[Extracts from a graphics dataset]
■ ■ ■ ■ ■

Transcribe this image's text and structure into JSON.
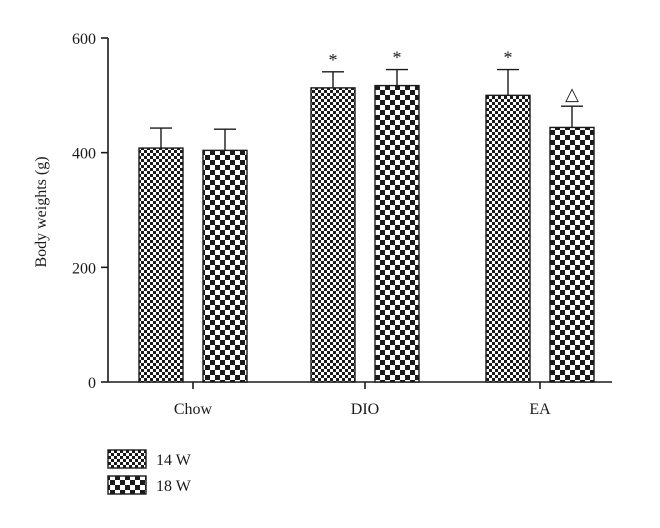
{
  "chart_data": {
    "type": "bar",
    "ylabel": "Body weights (g)",
    "xlabel": "",
    "ylim": [
      0,
      600
    ],
    "yticks": [
      0,
      200,
      400,
      600
    ],
    "categories": [
      "Chow",
      "DIO",
      "EA"
    ],
    "series": [
      {
        "name": "14 W",
        "values": [
          408,
          513,
          500
        ],
        "errors": [
          35,
          28,
          45
        ],
        "annotations": [
          "",
          "*",
          "*"
        ]
      },
      {
        "name": "18 W",
        "values": [
          404,
          517,
          444
        ],
        "errors": [
          37,
          28,
          37
        ],
        "annotations": [
          "",
          "*",
          "△"
        ]
      }
    ],
    "legend": {
      "placement": "bottom-left"
    },
    "grid": false
  }
}
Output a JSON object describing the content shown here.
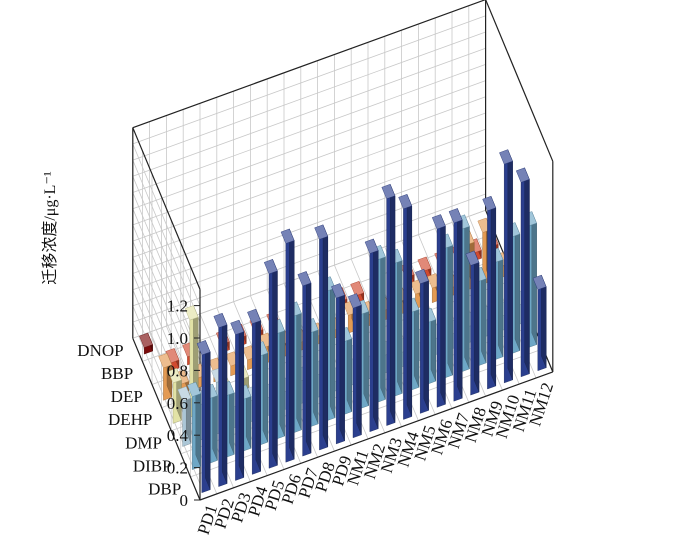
{
  "chart_data": {
    "type": "bar3d",
    "ylabel": "迁移浓度/μg·L⁻¹",
    "zlim": [
      0,
      1.3
    ],
    "z_ticks": [
      "0",
      "0.2",
      "0.4",
      "0.6",
      "0.8",
      "1.0",
      "1.2"
    ],
    "grid": true,
    "categories": [
      "PD1",
      "PD2",
      "PD3",
      "PD4",
      "PD5",
      "PD6",
      "PD7",
      "PD8",
      "PD9",
      "NM1",
      "NM2",
      "NM3",
      "NM4",
      "NM5",
      "NM6",
      "NM7",
      "NM8",
      "NM9",
      "NM10",
      "NM11",
      "NM12"
    ],
    "series": [
      {
        "name": "DBP",
        "color": "#2b3f8e",
        "values": [
          0.85,
          0.98,
          0.9,
          0.93,
          1.2,
          1.35,
          1.05,
          1.3,
          0.9,
          0.8,
          1.1,
          1.4,
          1.3,
          0.8,
          1.1,
          1.1,
          0.8,
          1.1,
          1.35,
          1.2,
          0.5
        ]
      },
      {
        "name": "DIBP",
        "color": "#6ea7c6",
        "values": [
          0.45,
          0.4,
          0.38,
          0.32,
          0.55,
          0.65,
          0.72,
          0.58,
          0.8,
          0.45,
          0.58,
          0.88,
          0.82,
          0.48,
          0.38,
          0.8,
          0.88,
          0.52,
          0.6,
          0.72,
          0.75
        ]
      },
      {
        "name": "DMP",
        "color": "#abc6d6",
        "values": [
          0.28,
          0.22,
          0.32,
          0.13,
          0.13,
          0.11,
          0.11,
          0.14,
          0.14,
          0.06,
          0.16,
          0.14,
          0.11,
          0.09,
          0.11,
          0.1,
          0.09,
          0.1,
          0.1,
          0.09,
          0.12
        ]
      },
      {
        "name": "DEHP",
        "color": "#e2e2a6",
        "values": [
          0.25,
          0.6,
          0.08,
          0.08,
          0.12,
          0.07,
          0.14,
          0.07,
          0.07,
          0.32,
          0.07,
          0.08,
          0.05,
          0.07,
          0.06,
          0.06,
          0.09,
          0.07,
          0.08,
          0.07,
          0.22
        ]
      },
      {
        "name": "DEP",
        "color": "#e39a53",
        "values": [
          0.2,
          0.06,
          0.06,
          0.06,
          0.06,
          0.06,
          0.1,
          0.08,
          0.05,
          0.05,
          0.05,
          0.11,
          0.07,
          0.06,
          0.08,
          0.09,
          0.09,
          0.05,
          0.28,
          0.32,
          0.07
        ]
      },
      {
        "name": "BBP",
        "color": "#d14a2f",
        "values": [
          0,
          0.05,
          0.05,
          0,
          0.05,
          0.05,
          0.05,
          0.05,
          0,
          0,
          0,
          0.05,
          0.05,
          0,
          0,
          0.05,
          0.05,
          0.05,
          0.05,
          0.05,
          0.05
        ]
      },
      {
        "name": "DNOP",
        "color": "#7a0c0c",
        "values": [
          0.04,
          0,
          0,
          0,
          0,
          0,
          0,
          0,
          0,
          0,
          0,
          0,
          0,
          0,
          0,
          0,
          0,
          0,
          0,
          0,
          0
        ]
      }
    ]
  }
}
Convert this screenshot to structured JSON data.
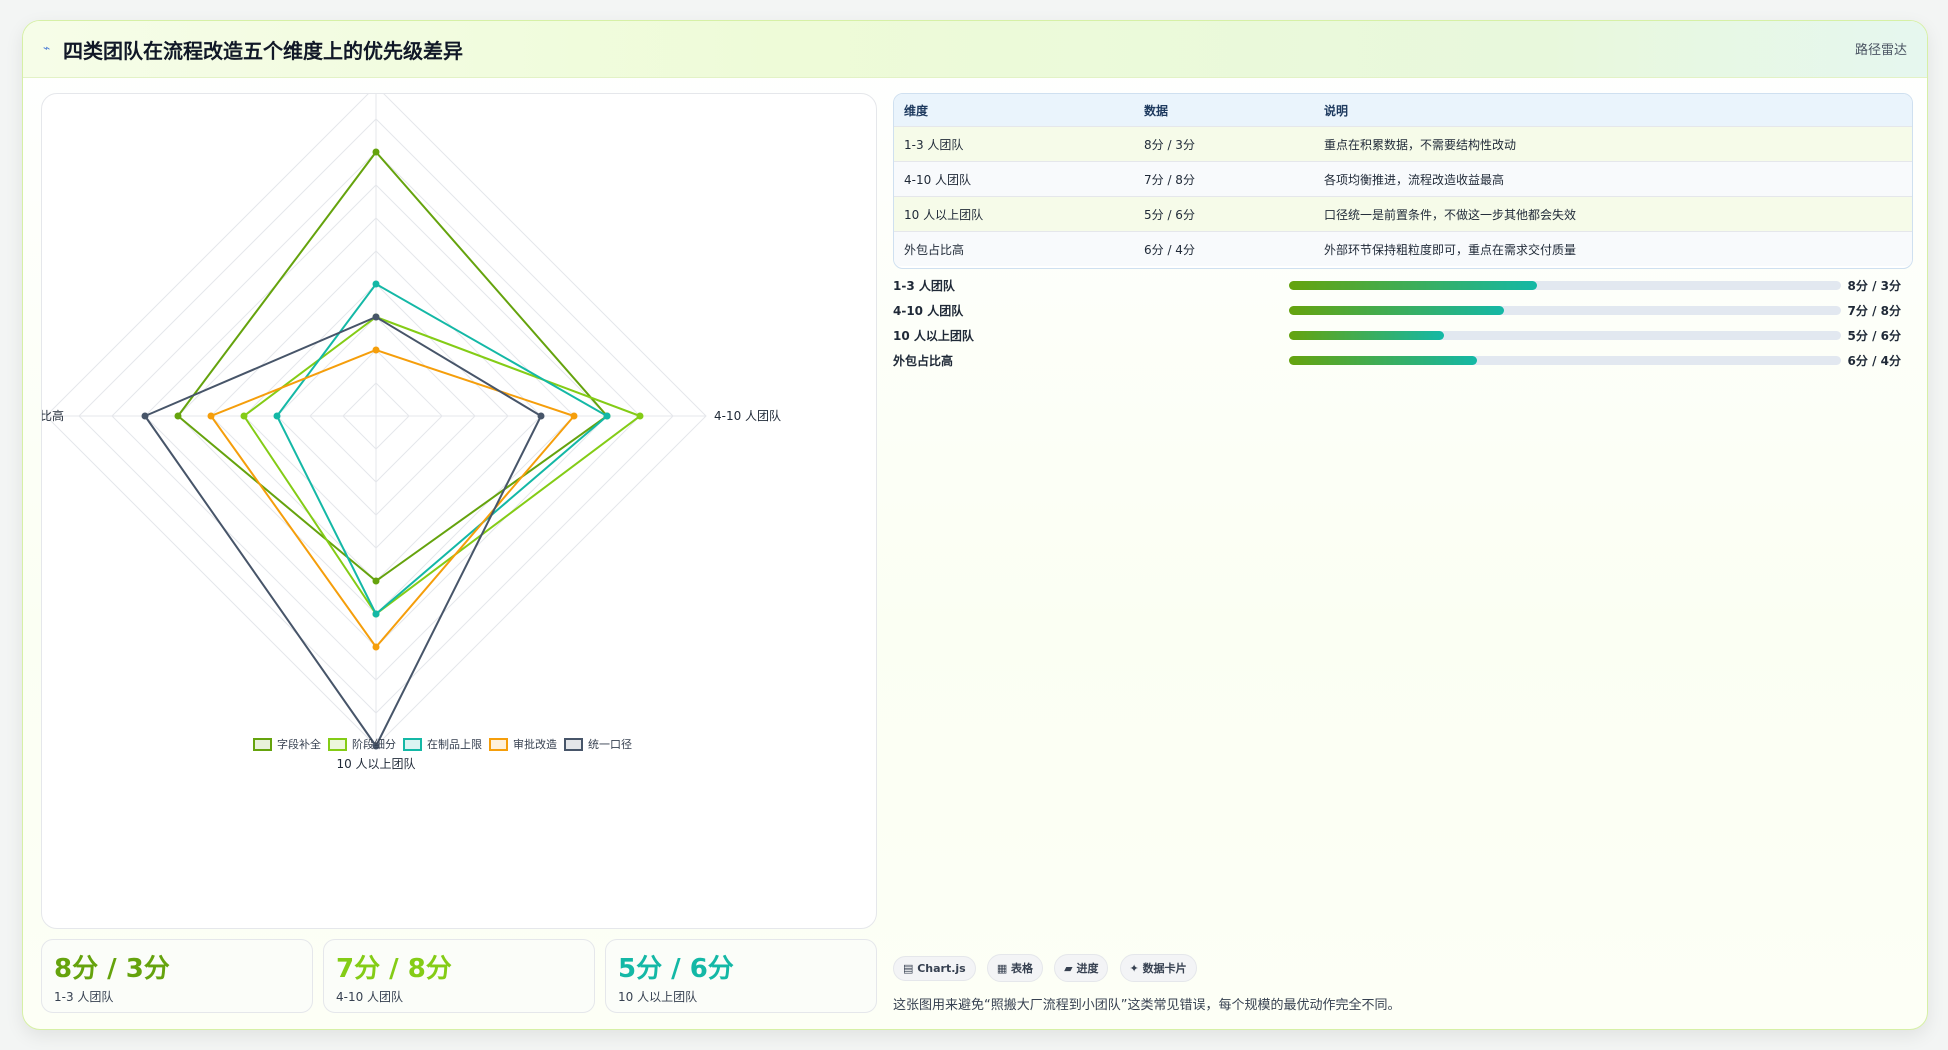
{
  "header": {
    "title": "四类团队在流程改造五个维度上的优先级差异",
    "tag": "路径雷达"
  },
  "chart_data": {
    "type": "radar",
    "axes": [
      "1-3 人团队",
      "4-10 人团队",
      "10 人以上团队",
      "外包占比高"
    ],
    "rmax": 10,
    "series": [
      {
        "name": "字段补全",
        "color": "#65a30d",
        "values": [
          8,
          7,
          5,
          6
        ]
      },
      {
        "name": "阶段细分",
        "color": "#84cc16",
        "values": [
          3,
          8,
          6,
          4
        ]
      },
      {
        "name": "在制品上限",
        "color": "#14b8a6",
        "values": [
          4,
          7,
          6,
          3
        ]
      },
      {
        "name": "审批改造",
        "color": "#f59e0b",
        "values": [
          2,
          6,
          7,
          5
        ]
      },
      {
        "name": "统一口径",
        "color": "#475569",
        "values": [
          3,
          5,
          10,
          7
        ]
      }
    ]
  },
  "table": {
    "headers": [
      "维度",
      "数据",
      "说明"
    ],
    "rows": [
      [
        "1-3 人团队",
        "8分 / 3分",
        "重点在积累数据，不需要结构性改动"
      ],
      [
        "4-10 人团队",
        "7分 / 8分",
        "各项均衡推进，流程改造收益最高"
      ],
      [
        "10 人以上团队",
        "5分 / 6分",
        "口径统一是前置条件，不做这一步其他都会失效"
      ],
      [
        "外包占比高",
        "6分 / 4分",
        "外部环节保持粗粒度即可，重点在需求交付质量"
      ]
    ]
  },
  "progress": [
    {
      "label": "1-3 人团队",
      "value": "8分 / 3分",
      "fraction": 0.45
    },
    {
      "label": "4-10 人团队",
      "value": "7分 / 8分",
      "fraction": 0.39
    },
    {
      "label": "10 人以上团队",
      "value": "5分 / 6分",
      "fraction": 0.28
    },
    {
      "label": "外包占比高",
      "value": "6分 / 4分",
      "fraction": 0.34
    }
  ],
  "kpis": [
    {
      "value": "8分 / 3分",
      "label": "1-3 人团队",
      "color": "#65a30d"
    },
    {
      "value": "7分 / 8分",
      "label": "4-10 人团队",
      "color": "#84cc16"
    },
    {
      "value": "5分 / 6分",
      "label": "10 人以上团队",
      "color": "#14b8a6"
    }
  ],
  "chips": [
    "▤ Chart.js",
    "▦ 表格",
    "▰ 进度",
    "✦ 数据卡片"
  ],
  "note": "这张图用来避免“照搬大厂流程到小团队”这类常见错误，每个规模的最优动作完全不同。"
}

■ ■ ■ ■ ■

▶ Given task
Reproduce the material above verbatim; omit every picture.

▶ Expected answer
Transcribe this image's text and structure into JSON.
{
  "chart_data": {
    "type": "bar",
    "ylabel": "Body weights (g)",
    "xlabel": "",
    "ylim": [
      0,
      600
    ],
    "yticks": [
      0,
      200,
      400,
      600
    ],
    "categories": [
      "Chow",
      "DIO",
      "EA"
    ],
    "series": [
      {
        "name": "14 W",
        "values": [
          408,
          513,
          500
        ],
        "errors": [
          35,
          28,
          45
        ],
        "annotations": [
          "",
          "*",
          "*"
        ]
      },
      {
        "name": "18 W",
        "values": [
          404,
          517,
          444
        ],
        "errors": [
          37,
          28,
          37
        ],
        "annotations": [
          "",
          "*",
          "△"
        ]
      }
    ],
    "legend": {
      "placement": "bottom-left"
    },
    "grid": false
  }
}
Output a JSON object describing the content shown here.
{
  "chart_data": {
    "type": "bar3d",
    "ylabel": "迁移浓度/μg·L⁻¹",
    "zlim": [
      0,
      1.3
    ],
    "z_ticks": [
      "0",
      "0.2",
      "0.4",
      "0.6",
      "0.8",
      "1.0",
      "1.2"
    ],
    "grid": true,
    "categories": [
      "PD1",
      "PD2",
      "PD3",
      "PD4",
      "PD5",
      "PD6",
      "PD7",
      "PD8",
      "PD9",
      "NM1",
      "NM2",
      "NM3",
      "NM4",
      "NM5",
      "NM6",
      "NM7",
      "NM8",
      "NM9",
      "NM10",
      "NM11",
      "NM12"
    ],
    "series": [
      {
        "name": "DBP",
        "color": "#2b3f8e",
        "values": [
          0.85,
          0.98,
          0.9,
          0.93,
          1.2,
          1.35,
          1.05,
          1.3,
          0.9,
          0.8,
          1.1,
          1.4,
          1.3,
          0.8,
          1.1,
          1.1,
          0.8,
          1.1,
          1.35,
          1.2,
          0.5
        ]
      },
      {
        "name": "DIBP",
        "color": "#6ea7c6",
        "values": [
          0.45,
          0.4,
          0.38,
          0.32,
          0.55,
          0.65,
          0.72,
          0.58,
          0.8,
          0.45,
          0.58,
          0.88,
          0.82,
          0.48,
          0.38,
          0.8,
          0.88,
          0.52,
          0.6,
          0.72,
          0.75
        ]
      },
      {
        "name": "DMP",
        "color": "#abc6d6",
        "values": [
          0.28,
          0.22,
          0.32,
          0.13,
          0.13,
          0.11,
          0.11,
          0.14,
          0.14,
          0.06,
          0.16,
          0.14,
          0.11,
          0.09,
          0.11,
          0.1,
          0.09,
          0.1,
          0.1,
          0.09,
          0.12
        ]
      },
      {
        "name": "DEHP",
        "color": "#e2e2a6",
        "values": [
          0.25,
          0.6,
          0.08,
          0.08,
          0.12,
          0.07,
          0.14,
          0.07,
          0.07,
          0.32,
          0.07,
          0.08,
          0.05,
          0.07,
          0.06,
          0.06,
          0.09,
          0.07,
          0.08,
          0.07,
          0.22
        ]
      },
      {
        "name": "DEP",
        "color": "#e39a53",
        "values": [
          0.2,
          0.06,
          0.06,
          0.06,
          0.06,
          0.06,
          0.1,
          0.08,
          0.05,
          0.05,
          0.05,
          0.11,
          0.07,
          0.06,
          0.08,
          0.09,
          0.09,
          0.05,
          0.28,
          0.32,
          0.07
        ]
      },
      {
        "name": "BBP",
        "color": "#d14a2f",
        "values": [
          0,
          0.05,
          0.05,
          0,
          0.05,
          0.05,
          0.05,
          0.05,
          0,
          0,
          0,
          0.05,
          0.05,
          0,
          0,
          0.05,
          0.05,
          0.05,
          0.05,
          0.05,
          0.05
        ]
      },
      {
        "name": "DNOP",
        "color": "#7a0c0c",
        "values": [
          0.04,
          0,
          0,
          0,
          0,
          0,
          0,
          0,
          0,
          0,
          0,
          0,
          0,
          0,
          0,
          0,
          0,
          0,
          0,
          0,
          0
        ]
      }
    ]
  }
}
Convert this screenshot to structured JSON data.
{
  "header": {
    "title": "四类团队在流程改造五个维度上的优先级差异",
    "tag": "路径雷达"
  },
  "chart_data": {
    "type": "radar",
    "axes": [
      "1-3 人团队",
      "4-10 人团队",
      "10 人以上团队",
      "外包占比高"
    ],
    "rmax": 10,
    "series": [
      {
        "name": "字段补全",
        "color": "#65a30d",
        "values": [
          8,
          7,
          5,
          6
        ]
      },
      {
        "name": "阶段细分",
        "color": "#84cc16",
        "values": [
          3,
          8,
          6,
          4
        ]
      },
      {
        "name": "在制品上限",
        "color": "#14b8a6",
        "values": [
          4,
          7,
          6,
          3
        ]
      },
      {
        "name": "审批改造",
        "color": "#f59e0b",
        "values": [
          2,
          6,
          7,
          5
        ]
      },
      {
        "name": "统一口径",
        "color": "#475569",
        "values": [
          3,
          5,
          10,
          7
        ]
      }
    ]
  },
  "table": {
    "headers": [
      "维度",
      "数据",
      "说明"
    ],
    "rows": [
      [
        "1-3 人团队",
        "8分 / 3分",
        "重点在积累数据，不需要结构性改动"
      ],
      [
        "4-10 人团队",
        "7分 / 8分",
        "各项均衡推进，流程改造收益最高"
      ],
      [
        "10 人以上团队",
        "5分 / 6分",
        "口径统一是前置条件，不做这一步其他都会失效"
      ],
      [
        "外包占比高",
        "6分 / 4分",
        "外部环节保持粗粒度即可，重点在需求交付质量"
      ]
    ]
  },
  "progress": [
    {
      "label": "1-3 人团队",
      "value": "8分 / 3分",
      "fraction": 0.45
    },
    {
      "label": "4-10 人团队",
      "value": "7分 / 8分",
      "fraction": 0.39
    },
    {
      "label": "10 人以上团队",
      "value": "5分 / 6分",
      "fraction": 0.28
    },
    {
      "label": "外包占比高",
      "value": "6分 / 4分",
      "fraction": 0.34
    }
  ],
  "kpis": [
    {
      "value": "8分 / 3分",
      "label": "1-3 人团队",
      "color": "#65a30d"
    },
    {
      "value": "7分 / 8分",
      "label": "4-10 人团队",
      "color": "#84cc16"
    },
    {
      "value": "5分 / 6分",
      "label": "10 人以上团队",
      "color": "#14b8a6"
    }
  ],
  "chips": [
    "▤ Chart.js",
    "▦ 表格",
    "▰ 进度",
    "✦ 数据卡片"
  ],
  "note": "这张图用来避免“照搬大厂流程到小团队”这类常见错误，每个规模的最优动作完全不同。"
}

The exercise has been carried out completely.